- [WHAT YOU WILL DO]
Look at the entries below and reproduce them exactly.

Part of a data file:

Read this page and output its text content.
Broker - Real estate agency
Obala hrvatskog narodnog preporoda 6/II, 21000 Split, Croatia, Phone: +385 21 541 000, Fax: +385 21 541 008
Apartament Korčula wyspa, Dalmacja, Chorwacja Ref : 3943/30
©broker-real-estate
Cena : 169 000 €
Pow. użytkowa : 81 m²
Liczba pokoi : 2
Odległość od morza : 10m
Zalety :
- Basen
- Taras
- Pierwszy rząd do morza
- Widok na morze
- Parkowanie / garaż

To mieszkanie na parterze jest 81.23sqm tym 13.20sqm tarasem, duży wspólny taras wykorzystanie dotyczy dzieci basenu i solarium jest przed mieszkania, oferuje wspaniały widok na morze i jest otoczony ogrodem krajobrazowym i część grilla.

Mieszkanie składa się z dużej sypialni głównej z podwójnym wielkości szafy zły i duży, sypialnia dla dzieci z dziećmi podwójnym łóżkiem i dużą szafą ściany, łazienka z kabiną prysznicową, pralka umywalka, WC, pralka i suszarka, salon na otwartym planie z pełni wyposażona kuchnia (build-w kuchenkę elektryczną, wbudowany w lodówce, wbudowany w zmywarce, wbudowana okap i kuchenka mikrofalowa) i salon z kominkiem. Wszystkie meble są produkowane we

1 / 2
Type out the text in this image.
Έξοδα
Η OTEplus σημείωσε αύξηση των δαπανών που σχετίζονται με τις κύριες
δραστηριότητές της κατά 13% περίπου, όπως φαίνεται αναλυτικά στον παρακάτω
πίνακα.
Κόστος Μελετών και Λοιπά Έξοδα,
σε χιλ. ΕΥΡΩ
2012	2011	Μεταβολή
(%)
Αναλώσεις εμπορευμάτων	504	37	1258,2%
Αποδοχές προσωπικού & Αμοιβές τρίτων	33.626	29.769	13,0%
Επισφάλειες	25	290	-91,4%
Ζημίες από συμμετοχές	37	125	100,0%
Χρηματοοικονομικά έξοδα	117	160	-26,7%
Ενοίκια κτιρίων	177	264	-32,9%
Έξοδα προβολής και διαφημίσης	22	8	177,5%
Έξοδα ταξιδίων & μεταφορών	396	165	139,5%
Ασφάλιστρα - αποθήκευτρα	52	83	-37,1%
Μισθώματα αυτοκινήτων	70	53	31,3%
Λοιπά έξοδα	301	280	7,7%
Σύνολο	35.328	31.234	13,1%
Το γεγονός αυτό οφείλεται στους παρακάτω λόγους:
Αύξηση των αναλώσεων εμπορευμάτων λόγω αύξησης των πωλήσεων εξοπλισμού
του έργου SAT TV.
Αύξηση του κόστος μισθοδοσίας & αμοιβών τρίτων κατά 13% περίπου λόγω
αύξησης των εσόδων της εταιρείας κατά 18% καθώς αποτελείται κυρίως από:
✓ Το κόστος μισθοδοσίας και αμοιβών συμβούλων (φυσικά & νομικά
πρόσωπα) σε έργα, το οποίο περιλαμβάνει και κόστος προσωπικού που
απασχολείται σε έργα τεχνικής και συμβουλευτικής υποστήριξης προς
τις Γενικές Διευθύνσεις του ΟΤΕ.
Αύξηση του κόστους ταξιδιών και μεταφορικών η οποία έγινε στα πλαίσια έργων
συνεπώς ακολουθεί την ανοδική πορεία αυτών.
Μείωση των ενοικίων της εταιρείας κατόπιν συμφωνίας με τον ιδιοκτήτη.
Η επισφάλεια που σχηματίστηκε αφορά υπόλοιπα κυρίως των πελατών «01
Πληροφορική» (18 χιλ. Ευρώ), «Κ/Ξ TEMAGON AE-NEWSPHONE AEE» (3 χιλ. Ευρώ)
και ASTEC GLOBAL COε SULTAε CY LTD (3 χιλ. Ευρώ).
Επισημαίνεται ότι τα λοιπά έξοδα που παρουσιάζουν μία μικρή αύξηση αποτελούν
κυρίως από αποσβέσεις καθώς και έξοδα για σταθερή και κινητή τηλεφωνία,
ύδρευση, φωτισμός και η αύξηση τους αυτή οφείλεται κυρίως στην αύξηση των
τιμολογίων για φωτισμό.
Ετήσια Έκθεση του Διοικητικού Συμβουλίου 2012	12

- [OUTPUT OF THE TASK]
Read this page and output its text content.
Broker - Real estate agency
Obala hrvatskog narodnog preporoda 6/II, 21000 Split, Croatia, Phone: +385 21 541 000, Fax: +385 21 541 008
Apartament Korčula wyspa, Dalmacja, Chorwacja Ref : 3943/30
©broker-real-estate
Cena : 169 000 €
Pow. użytkowa : 81 m²
Liczba pokoi : 2
Odległość od morza : 10m
Zalety :
- Basen
- Taras
- Pierwszy rząd do morza
- Widok na morze
- Parkowanie / garaż

To mieszkanie na parterze jest 81.23sqm tym 13.20sqm tarasem, duży wspólny taras wykorzystanie dotyczy dzieci basenu i solarium jest przed mieszkania, oferuje wspaniały widok na morze i jest otoczony ogrodem krajobrazowym i część grilla.

Mieszkanie składa się z dużej sypialni głównej z podwójnym wielkości szafy zły i duży, sypialnia dla dzieci z dziećmi podwójnym łóżkiem i dużą szafą ściany, łazienka z kabiną prysznicową, pralka umywalka, WC, pralka i suszarka, salon na otwartym planie z pełni wyposażona kuchnia (build-w kuchenkę elektryczną, wbudowany w lodówce, wbudowany w zmywarce, wbudowana okap i kuchenka mikrofalowa) i salon z kominkiem. Wszystkie meble są produkowane we

1 / 2
Type out the text in this image.
Έξοδα
Η OTEplus σημείωσε αύξηση των δαπανών που σχετίζονται με τις κύριες
δραστηριότητές της κατά 13% περίπου, όπως φαίνεται αναλυτικά στον παρακάτω
πίνακα.
Κόστος Μελετών και Λοιπά Έξοδα,
σε χιλ. ΕΥΡΩ
2012	2011	Μεταβολή
(%)
Αναλώσεις εμπορευμάτων	504	37	1258,2%
Αποδοχές προσωπικού & Αμοιβές τρίτων	33.626	29.769	13,0%
Επισφάλειες	25	290	-91,4%
Ζημίες από συμμετοχές	37	125	100,0%
Χρηματοοικονομικά έξοδα	117	160	-26,7%
Ενοίκια κτιρίων	177	264	-32,9%
Έξοδα προβολής και διαφημίσης	22	8	177,5%
Έξοδα ταξιδίων & μεταφορών	396	165	139,5%
Ασφάλιστρα - αποθήκευτρα	52	83	-37,1%
Μισθώματα αυτοκινήτων	70	53	31,3%
Λοιπά έξοδα	301	280	7,7%
Σύνολο	35.328	31.234	13,1%
Το γεγονός αυτό οφείλεται στους παρακάτω λόγους:
Αύξηση των αναλώσεων εμπορευμάτων λόγω αύξησης των πωλήσεων εξοπλισμού
του έργου SAT TV.
Αύξηση του κόστος μισθοδοσίας & αμοιβών τρίτων κατά 13% περίπου λόγω
αύξησης των εσόδων της εταιρείας κατά 18% καθώς αποτελείται κυρίως από:
✓ Το κόστος μισθοδοσίας και αμοιβών συμβούλων (φυσικά & νομικά
πρόσωπα) σε έργα, το οποίο περιλαμβάνει και κόστος προσωπικού που
απασχολείται σε έργα τεχνικής και συμβουλευτικής υποστήριξης προς
τις Γενικές Διευθύνσεις του ΟΤΕ.
Αύξηση του κόστους ταξιδιών και μεταφορικών η οποία έγινε στα πλαίσια έργων
συνεπώς ακολουθεί την ανοδική πορεία αυτών.
Μείωση των ενοικίων της εταιρείας κατόπιν συμφωνίας με τον ιδιοκτήτη.
Η επισφάλεια που σχηματίστηκε αφορά υπόλοιπα κυρίως των πελατών «01
Πληροφορική» (18 χιλ. Ευρώ), «Κ/Ξ TEMAGON AE-NEWSPHONE AEE» (3 χιλ. Ευρώ)
και ASTEC GLOBAL COε SULTAε CY LTD (3 χιλ. Ευρώ).
Επισημαίνεται ότι τα λοιπά έξοδα που παρουσιάζουν μία μικρή αύξηση αποτελούν
κυρίως από αποσβέσεις καθώς και έξοδα για σταθερή και κινητή τηλεφωνία,
ύδρευση, φωτισμός και η αύξηση τους αυτή οφείλεται κυρίως στην αύξηση των
τιμολογίων για φωτισμό.
Ετήσια Έκθεση του Διοικητικού Συμβουλίου 2012	12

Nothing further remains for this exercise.